▶ _What to produce_: Go through the listing and write out all of it exactly.

▶ _Records to use_:
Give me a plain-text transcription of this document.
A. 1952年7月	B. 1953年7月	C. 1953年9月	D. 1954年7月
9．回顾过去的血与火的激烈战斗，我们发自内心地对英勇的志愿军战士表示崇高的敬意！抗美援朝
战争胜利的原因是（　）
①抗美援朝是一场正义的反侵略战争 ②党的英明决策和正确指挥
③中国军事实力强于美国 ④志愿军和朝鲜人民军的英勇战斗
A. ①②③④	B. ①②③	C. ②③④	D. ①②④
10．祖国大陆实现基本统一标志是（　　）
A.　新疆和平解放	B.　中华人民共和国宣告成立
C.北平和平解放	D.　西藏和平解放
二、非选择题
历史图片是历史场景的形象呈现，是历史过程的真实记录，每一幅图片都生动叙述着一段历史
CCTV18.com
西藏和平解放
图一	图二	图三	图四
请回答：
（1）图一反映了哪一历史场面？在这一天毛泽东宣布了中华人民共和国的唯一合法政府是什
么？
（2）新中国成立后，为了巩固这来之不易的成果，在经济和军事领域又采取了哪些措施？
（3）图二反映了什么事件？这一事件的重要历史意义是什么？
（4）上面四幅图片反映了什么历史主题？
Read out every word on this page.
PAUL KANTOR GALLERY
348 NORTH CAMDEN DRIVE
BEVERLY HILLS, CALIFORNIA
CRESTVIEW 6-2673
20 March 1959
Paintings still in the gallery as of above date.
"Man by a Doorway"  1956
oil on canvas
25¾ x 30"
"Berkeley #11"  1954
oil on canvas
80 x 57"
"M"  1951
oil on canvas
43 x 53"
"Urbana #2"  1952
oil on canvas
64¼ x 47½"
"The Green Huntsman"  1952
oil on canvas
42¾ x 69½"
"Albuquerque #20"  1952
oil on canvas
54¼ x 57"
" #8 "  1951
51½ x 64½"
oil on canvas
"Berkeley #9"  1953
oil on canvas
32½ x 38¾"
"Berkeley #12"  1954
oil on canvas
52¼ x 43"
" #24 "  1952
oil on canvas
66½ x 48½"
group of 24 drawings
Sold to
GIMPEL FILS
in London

▶ _Task output_:
Give me a plain-text transcription of this document.
A. 1952年7月	B. 1953年7月	C. 1953年9月	D. 1954年7月
9．回顾过去的血与火的激烈战斗，我们发自内心地对英勇的志愿军战士表示崇高的敬意！抗美援朝
战争胜利的原因是（　）
①抗美援朝是一场正义的反侵略战争 ②党的英明决策和正确指挥
③中国军事实力强于美国 ④志愿军和朝鲜人民军的英勇战斗
A. ①②③④	B. ①②③	C. ②③④	D. ①②④
10．祖国大陆实现基本统一标志是（　　）
A.　新疆和平解放	B.　中华人民共和国宣告成立
C.北平和平解放	D.　西藏和平解放
二、非选择题
历史图片是历史场景的形象呈现，是历史过程的真实记录，每一幅图片都生动叙述着一段历史
CCTV18.com
西藏和平解放
图一	图二	图三	图四
请回答：
（1）图一反映了哪一历史场面？在这一天毛泽东宣布了中华人民共和国的唯一合法政府是什
么？
（2）新中国成立后，为了巩固这来之不易的成果，在经济和军事领域又采取了哪些措施？
（3）图二反映了什么事件？这一事件的重要历史意义是什么？
（4）上面四幅图片反映了什么历史主题？
Read out every word on this page.
PAUL KANTOR GALLERY
348 NORTH CAMDEN DRIVE
BEVERLY HILLS, CALIFORNIA
CRESTVIEW 6-2673
20 March 1959
Paintings still in the gallery as of above date.
"Man by a Doorway"  1956
oil on canvas
25¾ x 30"
"Berkeley #11"  1954
oil on canvas
80 x 57"
"M"  1951
oil on canvas
43 x 53"
"Urbana #2"  1952
oil on canvas
64¼ x 47½"
"The Green Huntsman"  1952
oil on canvas
42¾ x 69½"
"Albuquerque #20"  1952
oil on canvas
54¼ x 57"
" #8 "  1951
51½ x 64½"
oil on canvas
"Berkeley #9"  1953
oil on canvas
32½ x 38¾"
"Berkeley #12"  1954
oil on canvas
52¼ x 43"
" #24 "  1952
oil on canvas
66½ x 48½"
group of 24 drawings
Sold to
GIMPEL FILS
in London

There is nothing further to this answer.